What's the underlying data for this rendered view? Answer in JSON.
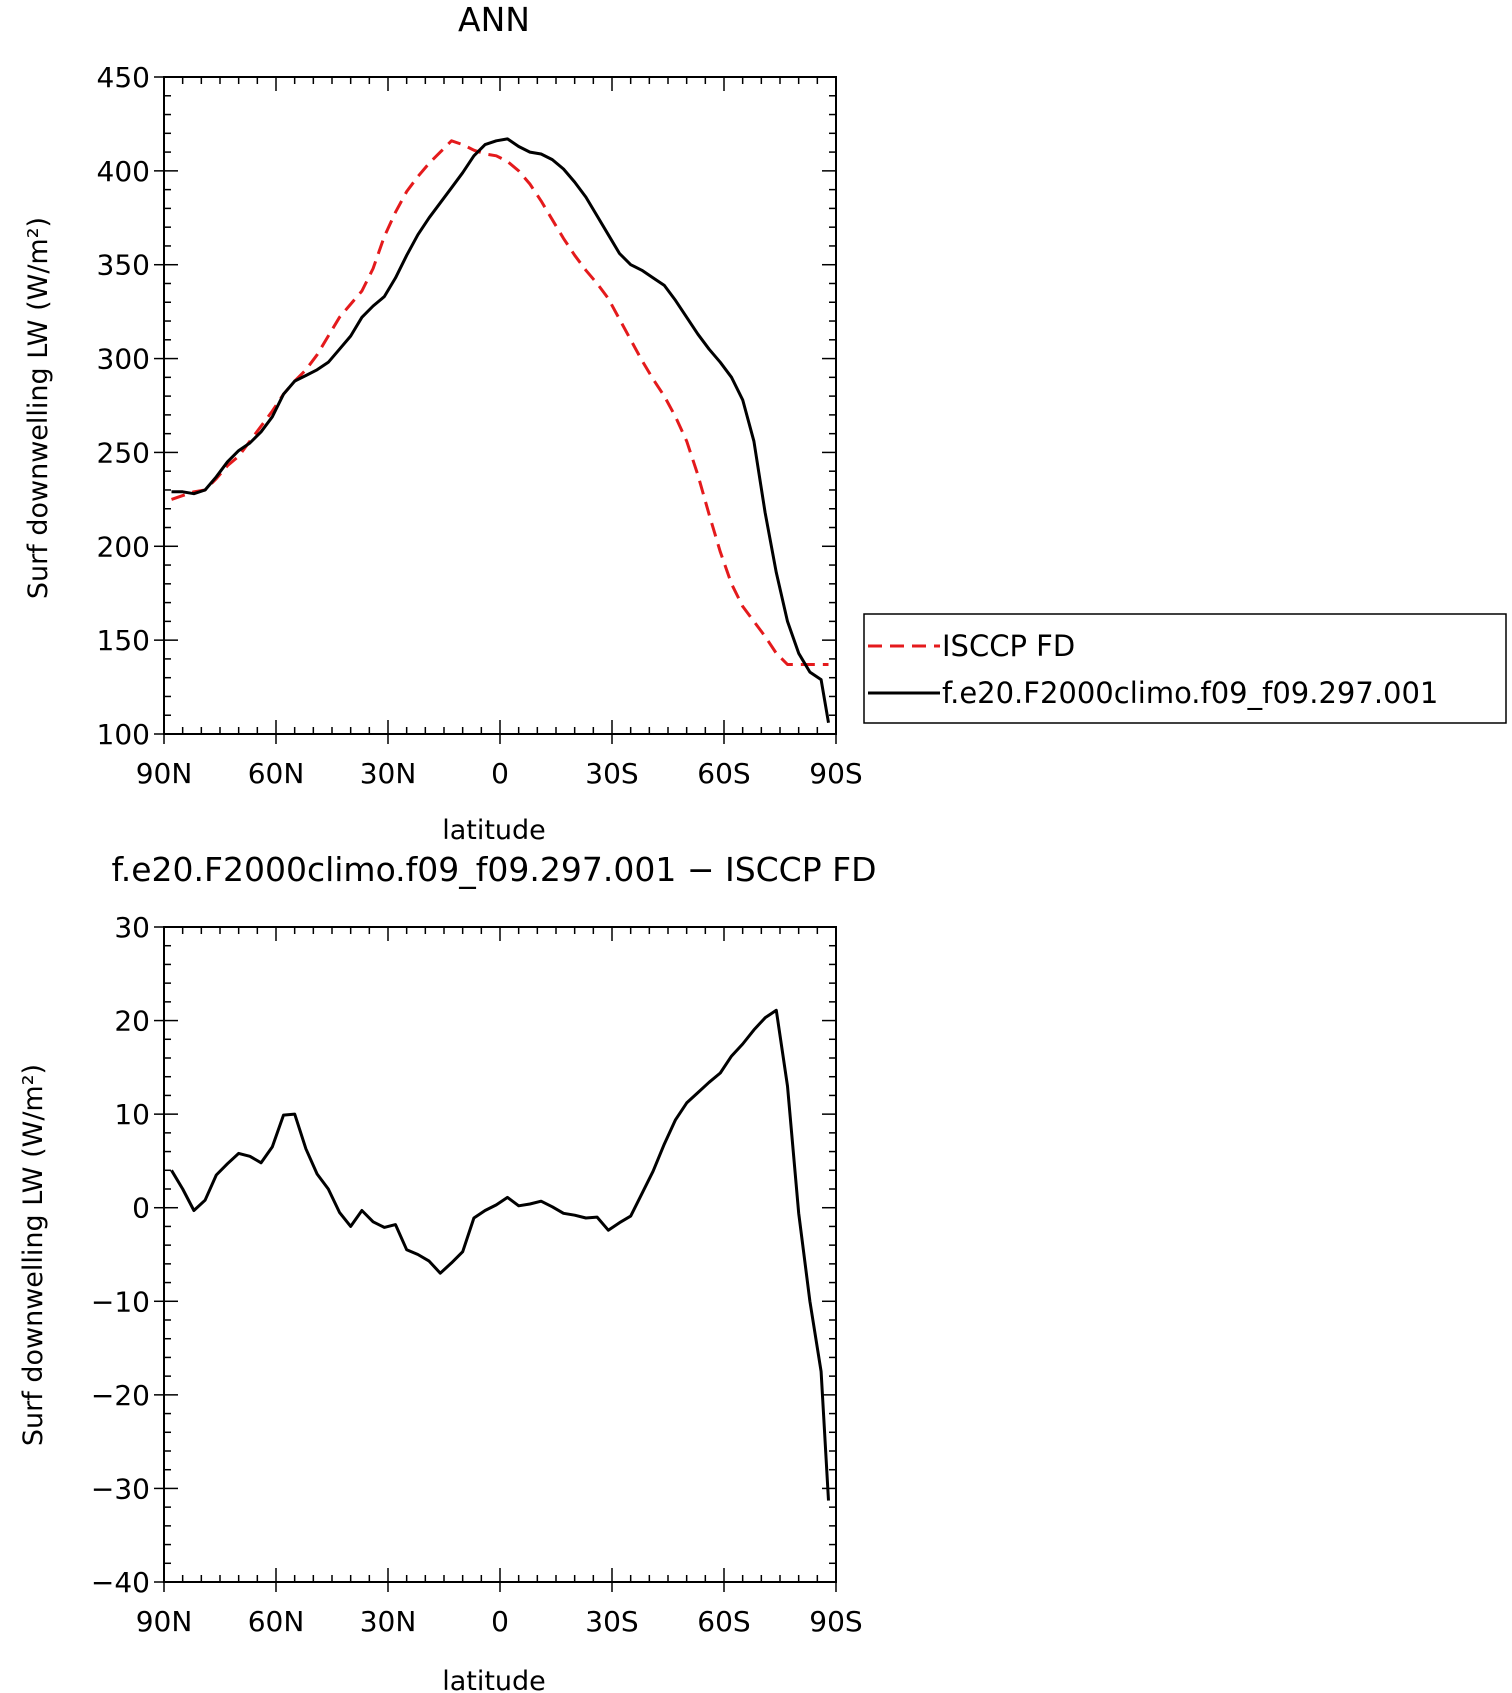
{
  "colors": {
    "isccp": "#e41a1c",
    "model": "#000000",
    "axis": "#000000"
  },
  "chart_data": [
    {
      "type": "line",
      "title": "ANN",
      "xlabel": "latitude",
      "ylabel": "Surf downwelling LW (W/m²)",
      "xlim": [
        90,
        -90
      ],
      "ylim": [
        100,
        450
      ],
      "xticks": [
        90,
        60,
        30,
        0,
        -30,
        -60,
        -90
      ],
      "xtick_labels": [
        "90N",
        "60N",
        "30N",
        "0",
        "30S",
        "60S",
        "90S"
      ],
      "yticks": [
        100,
        150,
        200,
        250,
        300,
        350,
        400,
        450
      ],
      "ytick_labels": [
        "100",
        "150",
        "200",
        "250",
        "300",
        "350",
        "400",
        "450"
      ],
      "legend": {
        "position": "right",
        "entries": [
          "ISCCP FD",
          "f.e20.F2000climo.f09_f09.297.001"
        ]
      },
      "series": [
        {
          "name": "ISCCP FD",
          "style": "dashed",
          "color": "#e41a1c",
          "x": [
            88,
            85,
            82,
            79,
            76,
            73,
            70,
            67,
            64,
            61,
            58,
            55,
            52,
            49,
            46,
            43,
            40,
            37,
            34,
            31,
            28,
            25,
            22,
            19,
            16,
            13,
            10,
            7,
            4,
            1,
            -2,
            -5,
            -8,
            -11,
            -14,
            -17,
            -20,
            -23,
            -26,
            -29,
            -32,
            -35,
            -38,
            -41,
            -44,
            -47,
            -50,
            -53,
            -56,
            -59,
            -62,
            -65,
            -68,
            -71,
            -74,
            -77,
            -80,
            -83,
            -86,
            -88
          ],
          "y": [
            225,
            227,
            229,
            230,
            236,
            243,
            248,
            256,
            264,
            272,
            281,
            288,
            294,
            302,
            312,
            322,
            329,
            336,
            348,
            365,
            378,
            389,
            397,
            404,
            410,
            416,
            414,
            411,
            409,
            408,
            405,
            400,
            393,
            384,
            374,
            364,
            355,
            347,
            340,
            332,
            321,
            310,
            299,
            289,
            280,
            269,
            256,
            238,
            217,
            197,
            180,
            168,
            160,
            152,
            143,
            137,
            137,
            137,
            137,
            137
          ]
        },
        {
          "name": "f.e20.F2000climo.f09_f09.297.001",
          "style": "solid",
          "color": "#000000",
          "x": [
            88,
            85,
            82,
            79,
            76,
            73,
            70,
            67,
            64,
            61,
            58,
            55,
            52,
            49,
            46,
            43,
            40,
            37,
            34,
            31,
            28,
            25,
            22,
            19,
            16,
            13,
            10,
            7,
            4,
            1,
            -2,
            -5,
            -8,
            -11,
            -14,
            -17,
            -20,
            -23,
            -26,
            -29,
            -32,
            -35,
            -38,
            -41,
            -44,
            -47,
            -50,
            -53,
            -56,
            -59,
            -62,
            -65,
            -68,
            -71,
            -74,
            -77,
            -80,
            -83,
            -86,
            -88
          ],
          "y": [
            229,
            229,
            228,
            230,
            237,
            245,
            251,
            255,
            261,
            269,
            281,
            288,
            291,
            294,
            298,
            305,
            312,
            322,
            328,
            333,
            343,
            355,
            366,
            375,
            383,
            391,
            399,
            408,
            414,
            416,
            417,
            413,
            410,
            409,
            406,
            401,
            394,
            386,
            376,
            366,
            356,
            350,
            347,
            343,
            339,
            331,
            322,
            313,
            305,
            298,
            290,
            278,
            256,
            218,
            186,
            160,
            143,
            133,
            129,
            106
          ]
        }
      ]
    },
    {
      "type": "line",
      "title": "f.e20.F2000climo.f09_f09.297.001 − ISCCP FD",
      "xlabel": "latitude",
      "ylabel": "Surf downwelling LW (W/m²)",
      "xlim": [
        90,
        -90
      ],
      "ylim": [
        -40,
        30
      ],
      "xticks": [
        90,
        60,
        30,
        0,
        -30,
        -60,
        -90
      ],
      "xtick_labels": [
        "90N",
        "60N",
        "30N",
        "0",
        "30S",
        "60S",
        "90S"
      ],
      "yticks": [
        -40,
        -30,
        -20,
        -10,
        0,
        10,
        20,
        30
      ],
      "ytick_labels": [
        "−40",
        "−30",
        "−20",
        "−10",
        "0",
        "10",
        "20",
        "30"
      ],
      "series": [
        {
          "style": "solid",
          "color": "#000000",
          "x": [
            88,
            85,
            82,
            79,
            76,
            73,
            70,
            67,
            64,
            61,
            58,
            55,
            52,
            49,
            46,
            43,
            40,
            37,
            34,
            31,
            28,
            25,
            22,
            19,
            16,
            13,
            10,
            7,
            4,
            1,
            -2,
            -5,
            -8,
            -11,
            -14,
            -17,
            -20,
            -23,
            -26,
            -29,
            -32,
            -35,
            -38,
            -41,
            -44,
            -47,
            -50,
            -53,
            -56,
            -59,
            -62,
            -65,
            -68,
            -71,
            -74,
            -77,
            -80,
            -83,
            -86,
            -88
          ],
          "y": [
            4,
            2,
            -0.3,
            0.8,
            3.5,
            4.7,
            5.8,
            5.5,
            4.8,
            6.5,
            9.9,
            10,
            6.3,
            3.6,
            2,
            -0.5,
            -2,
            -0.3,
            -1.5,
            -2.1,
            -1.8,
            -4.5,
            -5,
            -5.7,
            -7,
            -5.9,
            -4.7,
            -1.1,
            -0.3,
            0.3,
            1.1,
            0.2,
            0.4,
            0.7,
            0.1,
            -0.6,
            -0.8,
            -1.1,
            -1,
            -2.4,
            -1.6,
            -0.9,
            1.5,
            3.9,
            6.8,
            9.4,
            11.2,
            12.3,
            13.4,
            14.4,
            16.2,
            17.5,
            19,
            20.3,
            21.1,
            13,
            -0.6,
            -10,
            -17.5,
            -31.3
          ]
        }
      ]
    }
  ]
}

━━━━━━━━━━━━━━━━━━━━━━━━━━━━━━

_Set problem:_ Restate each of the entries above word for word and skip every image.

_Exercise result:_
What's the underlying data for this rendered view? Answer in JSON.
{
  "colors": {
    "isccp": "#e41a1c",
    "model": "#000000",
    "axis": "#000000"
  },
  "chart_data": [
    {
      "type": "line",
      "title": "ANN",
      "xlabel": "latitude",
      "ylabel": "Surf downwelling LW (W/m²)",
      "xlim": [
        90,
        -90
      ],
      "ylim": [
        100,
        450
      ],
      "xticks": [
        90,
        60,
        30,
        0,
        -30,
        -60,
        -90
      ],
      "xtick_labels": [
        "90N",
        "60N",
        "30N",
        "0",
        "30S",
        "60S",
        "90S"
      ],
      "yticks": [
        100,
        150,
        200,
        250,
        300,
        350,
        400,
        450
      ],
      "ytick_labels": [
        "100",
        "150",
        "200",
        "250",
        "300",
        "350",
        "400",
        "450"
      ],
      "legend": {
        "position": "right",
        "entries": [
          "ISCCP FD",
          "f.e20.F2000climo.f09_f09.297.001"
        ]
      },
      "series": [
        {
          "name": "ISCCP FD",
          "style": "dashed",
          "color": "#e41a1c",
          "x": [
            88,
            85,
            82,
            79,
            76,
            73,
            70,
            67,
            64,
            61,
            58,
            55,
            52,
            49,
            46,
            43,
            40,
            37,
            34,
            31,
            28,
            25,
            22,
            19,
            16,
            13,
            10,
            7,
            4,
            1,
            -2,
            -5,
            -8,
            -11,
            -14,
            -17,
            -20,
            -23,
            -26,
            -29,
            -32,
            -35,
            -38,
            -41,
            -44,
            -47,
            -50,
            -53,
            -56,
            -59,
            -62,
            -65,
            -68,
            -71,
            -74,
            -77,
            -80,
            -83,
            -86,
            -88
          ],
          "y": [
            225,
            227,
            229,
            230,
            236,
            243,
            248,
            256,
            264,
            272,
            281,
            288,
            294,
            302,
            312,
            322,
            329,
            336,
            348,
            365,
            378,
            389,
            397,
            404,
            410,
            416,
            414,
            411,
            409,
            408,
            405,
            400,
            393,
            384,
            374,
            364,
            355,
            347,
            340,
            332,
            321,
            310,
            299,
            289,
            280,
            269,
            256,
            238,
            217,
            197,
            180,
            168,
            160,
            152,
            143,
            137,
            137,
            137,
            137,
            137
          ]
        },
        {
          "name": "f.e20.F2000climo.f09_f09.297.001",
          "style": "solid",
          "color": "#000000",
          "x": [
            88,
            85,
            82,
            79,
            76,
            73,
            70,
            67,
            64,
            61,
            58,
            55,
            52,
            49,
            46,
            43,
            40,
            37,
            34,
            31,
            28,
            25,
            22,
            19,
            16,
            13,
            10,
            7,
            4,
            1,
            -2,
            -5,
            -8,
            -11,
            -14,
            -17,
            -20,
            -23,
            -26,
            -29,
            -32,
            -35,
            -38,
            -41,
            -44,
            -47,
            -50,
            -53,
            -56,
            -59,
            -62,
            -65,
            -68,
            -71,
            -74,
            -77,
            -80,
            -83,
            -86,
            -88
          ],
          "y": [
            229,
            229,
            228,
            230,
            237,
            245,
            251,
            255,
            261,
            269,
            281,
            288,
            291,
            294,
            298,
            305,
            312,
            322,
            328,
            333,
            343,
            355,
            366,
            375,
            383,
            391,
            399,
            408,
            414,
            416,
            417,
            413,
            410,
            409,
            406,
            401,
            394,
            386,
            376,
            366,
            356,
            350,
            347,
            343,
            339,
            331,
            322,
            313,
            305,
            298,
            290,
            278,
            256,
            218,
            186,
            160,
            143,
            133,
            129,
            106
          ]
        }
      ]
    },
    {
      "type": "line",
      "title": "f.e20.F2000climo.f09_f09.297.001 − ISCCP FD",
      "xlabel": "latitude",
      "ylabel": "Surf downwelling LW (W/m²)",
      "xlim": [
        90,
        -90
      ],
      "ylim": [
        -40,
        30
      ],
      "xticks": [
        90,
        60,
        30,
        0,
        -30,
        -60,
        -90
      ],
      "xtick_labels": [
        "90N",
        "60N",
        "30N",
        "0",
        "30S",
        "60S",
        "90S"
      ],
      "yticks": [
        -40,
        -30,
        -20,
        -10,
        0,
        10,
        20,
        30
      ],
      "ytick_labels": [
        "−40",
        "−30",
        "−20",
        "−10",
        "0",
        "10",
        "20",
        "30"
      ],
      "series": [
        {
          "style": "solid",
          "color": "#000000",
          "x": [
            88,
            85,
            82,
            79,
            76,
            73,
            70,
            67,
            64,
            61,
            58,
            55,
            52,
            49,
            46,
            43,
            40,
            37,
            34,
            31,
            28,
            25,
            22,
            19,
            16,
            13,
            10,
            7,
            4,
            1,
            -2,
            -5,
            -8,
            -11,
            -14,
            -17,
            -20,
            -23,
            -26,
            -29,
            -32,
            -35,
            -38,
            -41,
            -44,
            -47,
            -50,
            -53,
            -56,
            -59,
            -62,
            -65,
            -68,
            -71,
            -74,
            -77,
            -80,
            -83,
            -86,
            -88
          ],
          "y": [
            4,
            2,
            -0.3,
            0.8,
            3.5,
            4.7,
            5.8,
            5.5,
            4.8,
            6.5,
            9.9,
            10,
            6.3,
            3.6,
            2,
            -0.5,
            -2,
            -0.3,
            -1.5,
            -2.1,
            -1.8,
            -4.5,
            -5,
            -5.7,
            -7,
            -5.9,
            -4.7,
            -1.1,
            -0.3,
            0.3,
            1.1,
            0.2,
            0.4,
            0.7,
            0.1,
            -0.6,
            -0.8,
            -1.1,
            -1,
            -2.4,
            -1.6,
            -0.9,
            1.5,
            3.9,
            6.8,
            9.4,
            11.2,
            12.3,
            13.4,
            14.4,
            16.2,
            17.5,
            19,
            20.3,
            21.1,
            13,
            -0.6,
            -10,
            -17.5,
            -31.3
          ]
        }
      ]
    }
  ]
}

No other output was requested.